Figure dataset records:
● ● ●

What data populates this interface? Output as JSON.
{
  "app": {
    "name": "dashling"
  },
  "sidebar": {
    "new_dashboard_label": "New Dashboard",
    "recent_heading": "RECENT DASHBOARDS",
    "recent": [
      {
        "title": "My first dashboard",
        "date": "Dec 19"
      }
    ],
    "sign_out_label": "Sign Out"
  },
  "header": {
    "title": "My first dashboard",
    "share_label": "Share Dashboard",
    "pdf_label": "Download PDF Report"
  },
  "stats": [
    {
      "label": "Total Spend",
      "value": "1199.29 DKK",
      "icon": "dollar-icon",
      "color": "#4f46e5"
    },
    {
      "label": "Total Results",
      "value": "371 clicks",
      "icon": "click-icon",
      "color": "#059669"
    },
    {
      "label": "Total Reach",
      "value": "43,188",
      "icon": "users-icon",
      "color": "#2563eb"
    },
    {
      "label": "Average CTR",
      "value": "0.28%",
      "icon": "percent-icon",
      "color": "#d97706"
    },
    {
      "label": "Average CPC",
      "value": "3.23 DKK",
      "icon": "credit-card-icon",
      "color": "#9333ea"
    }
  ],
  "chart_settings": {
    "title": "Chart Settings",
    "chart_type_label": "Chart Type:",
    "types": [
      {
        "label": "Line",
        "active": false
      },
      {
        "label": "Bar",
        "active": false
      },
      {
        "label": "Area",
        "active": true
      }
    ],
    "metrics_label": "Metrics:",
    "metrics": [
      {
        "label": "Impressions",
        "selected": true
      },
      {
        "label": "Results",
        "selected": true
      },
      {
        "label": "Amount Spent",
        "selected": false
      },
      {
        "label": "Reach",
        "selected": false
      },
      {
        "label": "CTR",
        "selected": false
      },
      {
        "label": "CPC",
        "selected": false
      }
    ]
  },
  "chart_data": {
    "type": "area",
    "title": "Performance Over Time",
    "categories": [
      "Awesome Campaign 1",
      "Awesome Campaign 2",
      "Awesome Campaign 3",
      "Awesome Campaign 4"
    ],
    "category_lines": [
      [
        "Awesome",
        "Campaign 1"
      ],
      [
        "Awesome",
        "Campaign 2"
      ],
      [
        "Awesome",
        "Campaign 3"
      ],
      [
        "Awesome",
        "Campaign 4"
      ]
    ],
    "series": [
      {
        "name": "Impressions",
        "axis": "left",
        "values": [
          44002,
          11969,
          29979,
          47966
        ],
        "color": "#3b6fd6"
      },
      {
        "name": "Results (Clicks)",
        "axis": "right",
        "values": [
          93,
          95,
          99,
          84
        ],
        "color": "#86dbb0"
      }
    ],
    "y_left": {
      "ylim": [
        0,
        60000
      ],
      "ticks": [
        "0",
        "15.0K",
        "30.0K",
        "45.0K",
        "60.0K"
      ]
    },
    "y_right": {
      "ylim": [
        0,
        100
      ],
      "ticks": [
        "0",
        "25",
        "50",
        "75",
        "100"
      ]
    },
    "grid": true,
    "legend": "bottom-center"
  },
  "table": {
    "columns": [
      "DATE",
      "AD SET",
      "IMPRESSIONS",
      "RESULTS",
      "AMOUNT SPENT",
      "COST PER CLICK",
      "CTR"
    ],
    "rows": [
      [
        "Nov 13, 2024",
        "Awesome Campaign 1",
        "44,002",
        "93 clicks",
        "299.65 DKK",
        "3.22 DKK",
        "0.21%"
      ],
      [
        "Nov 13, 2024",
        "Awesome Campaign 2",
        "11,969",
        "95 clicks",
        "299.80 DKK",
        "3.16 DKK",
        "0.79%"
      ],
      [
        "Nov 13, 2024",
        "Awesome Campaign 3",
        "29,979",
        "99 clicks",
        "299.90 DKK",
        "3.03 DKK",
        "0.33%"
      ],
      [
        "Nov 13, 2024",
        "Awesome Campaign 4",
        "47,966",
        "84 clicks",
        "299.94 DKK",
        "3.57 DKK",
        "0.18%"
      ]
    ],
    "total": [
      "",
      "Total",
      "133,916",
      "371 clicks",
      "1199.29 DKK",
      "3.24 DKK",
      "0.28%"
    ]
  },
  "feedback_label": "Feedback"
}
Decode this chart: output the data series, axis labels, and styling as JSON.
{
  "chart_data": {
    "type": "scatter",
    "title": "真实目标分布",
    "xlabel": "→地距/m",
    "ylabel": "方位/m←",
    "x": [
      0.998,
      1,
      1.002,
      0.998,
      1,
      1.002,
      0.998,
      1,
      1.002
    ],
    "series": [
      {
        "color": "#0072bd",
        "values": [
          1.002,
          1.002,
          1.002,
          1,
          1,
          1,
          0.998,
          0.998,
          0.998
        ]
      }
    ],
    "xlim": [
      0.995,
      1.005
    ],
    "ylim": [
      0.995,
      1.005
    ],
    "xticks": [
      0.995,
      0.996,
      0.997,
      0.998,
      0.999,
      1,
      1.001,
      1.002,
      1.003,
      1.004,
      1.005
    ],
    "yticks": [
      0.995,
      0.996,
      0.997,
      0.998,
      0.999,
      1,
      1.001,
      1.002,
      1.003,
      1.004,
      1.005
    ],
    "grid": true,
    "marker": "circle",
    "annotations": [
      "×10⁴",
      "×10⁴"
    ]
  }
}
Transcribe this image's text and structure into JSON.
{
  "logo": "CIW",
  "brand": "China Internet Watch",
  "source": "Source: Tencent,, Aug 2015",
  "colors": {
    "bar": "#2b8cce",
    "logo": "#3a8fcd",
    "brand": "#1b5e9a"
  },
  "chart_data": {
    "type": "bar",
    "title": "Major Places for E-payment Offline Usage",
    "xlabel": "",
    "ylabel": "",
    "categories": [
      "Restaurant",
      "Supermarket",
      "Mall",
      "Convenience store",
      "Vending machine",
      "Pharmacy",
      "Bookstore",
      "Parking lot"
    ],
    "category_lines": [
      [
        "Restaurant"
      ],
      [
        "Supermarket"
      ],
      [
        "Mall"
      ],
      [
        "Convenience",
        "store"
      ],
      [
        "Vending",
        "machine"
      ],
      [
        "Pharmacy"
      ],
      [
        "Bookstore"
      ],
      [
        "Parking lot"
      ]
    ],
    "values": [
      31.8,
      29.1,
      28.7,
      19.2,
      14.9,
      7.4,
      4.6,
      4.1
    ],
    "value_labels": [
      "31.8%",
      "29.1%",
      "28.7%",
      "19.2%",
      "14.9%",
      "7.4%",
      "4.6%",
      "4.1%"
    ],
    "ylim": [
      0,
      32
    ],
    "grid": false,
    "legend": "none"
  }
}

● ● ●

What is asked =
Copy each line of the data above without altering a single character.

Task result =
What data populates this interface? Output as JSON.
{
  "app": {
    "name": "dashling"
  },
  "sidebar": {
    "new_dashboard_label": "New Dashboard",
    "recent_heading": "RECENT DASHBOARDS",
    "recent": [
      {
        "title": "My first dashboard",
        "date": "Dec 19"
      }
    ],
    "sign_out_label": "Sign Out"
  },
  "header": {
    "title": "My first dashboard",
    "share_label": "Share Dashboard",
    "pdf_label": "Download PDF Report"
  },
  "stats": [
    {
      "label": "Total Spend",
      "value": "1199.29 DKK",
      "icon": "dollar-icon",
      "color": "#4f46e5"
    },
    {
      "label": "Total Results",
      "value": "371 clicks",
      "icon": "click-icon",
      "color": "#059669"
    },
    {
      "label": "Total Reach",
      "value": "43,188",
      "icon": "users-icon",
      "color": "#2563eb"
    },
    {
      "label": "Average CTR",
      "value": "0.28%",
      "icon": "percent-icon",
      "color": "#d97706"
    },
    {
      "label": "Average CPC",
      "value": "3.23 DKK",
      "icon": "credit-card-icon",
      "color": "#9333ea"
    }
  ],
  "chart_settings": {
    "title": "Chart Settings",
    "chart_type_label": "Chart Type:",
    "types": [
      {
        "label": "Line",
        "active": false
      },
      {
        "label": "Bar",
        "active": false
      },
      {
        "label": "Area",
        "active": true
      }
    ],
    "metrics_label": "Metrics:",
    "metrics": [
      {
        "label": "Impressions",
        "selected": true
      },
      {
        "label": "Results",
        "selected": true
      },
      {
        "label": "Amount Spent",
        "selected": false
      },
      {
        "label": "Reach",
        "selected": false
      },
      {
        "label": "CTR",
        "selected": false
      },
      {
        "label": "CPC",
        "selected": false
      }
    ]
  },
  "chart_data": {
    "type": "area",
    "title": "Performance Over Time",
    "categories": [
      "Awesome Campaign 1",
      "Awesome Campaign 2",
      "Awesome Campaign 3",
      "Awesome Campaign 4"
    ],
    "category_lines": [
      [
        "Awesome",
        "Campaign 1"
      ],
      [
        "Awesome",
        "Campaign 2"
      ],
      [
        "Awesome",
        "Campaign 3"
      ],
      [
        "Awesome",
        "Campaign 4"
      ]
    ],
    "series": [
      {
        "name": "Impressions",
        "axis": "left",
        "values": [
          44002,
          11969,
          29979,
          47966
        ],
        "color": "#3b6fd6"
      },
      {
        "name": "Results (Clicks)",
        "axis": "right",
        "values": [
          93,
          95,
          99,
          84
        ],
        "color": "#86dbb0"
      }
    ],
    "y_left": {
      "ylim": [
        0,
        60000
      ],
      "ticks": [
        "0",
        "15.0K",
        "30.0K",
        "45.0K",
        "60.0K"
      ]
    },
    "y_right": {
      "ylim": [
        0,
        100
      ],
      "ticks": [
        "0",
        "25",
        "50",
        "75",
        "100"
      ]
    },
    "grid": true,
    "legend": "bottom-center"
  },
  "table": {
    "columns": [
      "DATE",
      "AD SET",
      "IMPRESSIONS",
      "RESULTS",
      "AMOUNT SPENT",
      "COST PER CLICK",
      "CTR"
    ],
    "rows": [
      [
        "Nov 13, 2024",
        "Awesome Campaign 1",
        "44,002",
        "93 clicks",
        "299.65 DKK",
        "3.22 DKK",
        "0.21%"
      ],
      [
        "Nov 13, 2024",
        "Awesome Campaign 2",
        "11,969",
        "95 clicks",
        "299.80 DKK",
        "3.16 DKK",
        "0.79%"
      ],
      [
        "Nov 13, 2024",
        "Awesome Campaign 3",
        "29,979",
        "99 clicks",
        "299.90 DKK",
        "3.03 DKK",
        "0.33%"
      ],
      [
        "Nov 13, 2024",
        "Awesome Campaign 4",
        "47,966",
        "84 clicks",
        "299.94 DKK",
        "3.57 DKK",
        "0.18%"
      ]
    ],
    "total": [
      "",
      "Total",
      "133,916",
      "371 clicks",
      "1199.29 DKK",
      "3.24 DKK",
      "0.28%"
    ]
  },
  "feedback_label": "Feedback"
}
Decode this chart: output the data series, axis labels, and styling as JSON.
{
  "chart_data": {
    "type": "scatter",
    "title": "真实目标分布",
    "xlabel": "→地距/m",
    "ylabel": "方位/m←",
    "x": [
      0.998,
      1,
      1.002,
      0.998,
      1,
      1.002,
      0.998,
      1,
      1.002
    ],
    "series": [
      {
        "color": "#0072bd",
        "values": [
          1.002,
          1.002,
          1.002,
          1,
          1,
          1,
          0.998,
          0.998,
          0.998
        ]
      }
    ],
    "xlim": [
      0.995,
      1.005
    ],
    "ylim": [
      0.995,
      1.005
    ],
    "xticks": [
      0.995,
      0.996,
      0.997,
      0.998,
      0.999,
      1,
      1.001,
      1.002,
      1.003,
      1.004,
      1.005
    ],
    "yticks": [
      0.995,
      0.996,
      0.997,
      0.998,
      0.999,
      1,
      1.001,
      1.002,
      1.003,
      1.004,
      1.005
    ],
    "grid": true,
    "marker": "circle",
    "annotations": [
      "×10⁴",
      "×10⁴"
    ]
  }
}
Transcribe this image's text and structure into JSON.
{
  "logo": "CIW",
  "brand": "China Internet Watch",
  "source": "Source: Tencent,, Aug 2015",
  "colors": {
    "bar": "#2b8cce",
    "logo": "#3a8fcd",
    "brand": "#1b5e9a"
  },
  "chart_data": {
    "type": "bar",
    "title": "Major Places for E-payment Offline Usage",
    "xlabel": "",
    "ylabel": "",
    "categories": [
      "Restaurant",
      "Supermarket",
      "Mall",
      "Convenience store",
      "Vending machine",
      "Pharmacy",
      "Bookstore",
      "Parking lot"
    ],
    "category_lines": [
      [
        "Restaurant"
      ],
      [
        "Supermarket"
      ],
      [
        "Mall"
      ],
      [
        "Convenience",
        "store"
      ],
      [
        "Vending",
        "machine"
      ],
      [
        "Pharmacy"
      ],
      [
        "Bookstore"
      ],
      [
        "Parking lot"
      ]
    ],
    "values": [
      31.8,
      29.1,
      28.7,
      19.2,
      14.9,
      7.4,
      4.6,
      4.1
    ],
    "value_labels": [
      "31.8%",
      "29.1%",
      "28.7%",
      "19.2%",
      "14.9%",
      "7.4%",
      "4.6%",
      "4.1%"
    ],
    "ylim": [
      0,
      32
    ],
    "grid": false,
    "legend": "none"
  }
}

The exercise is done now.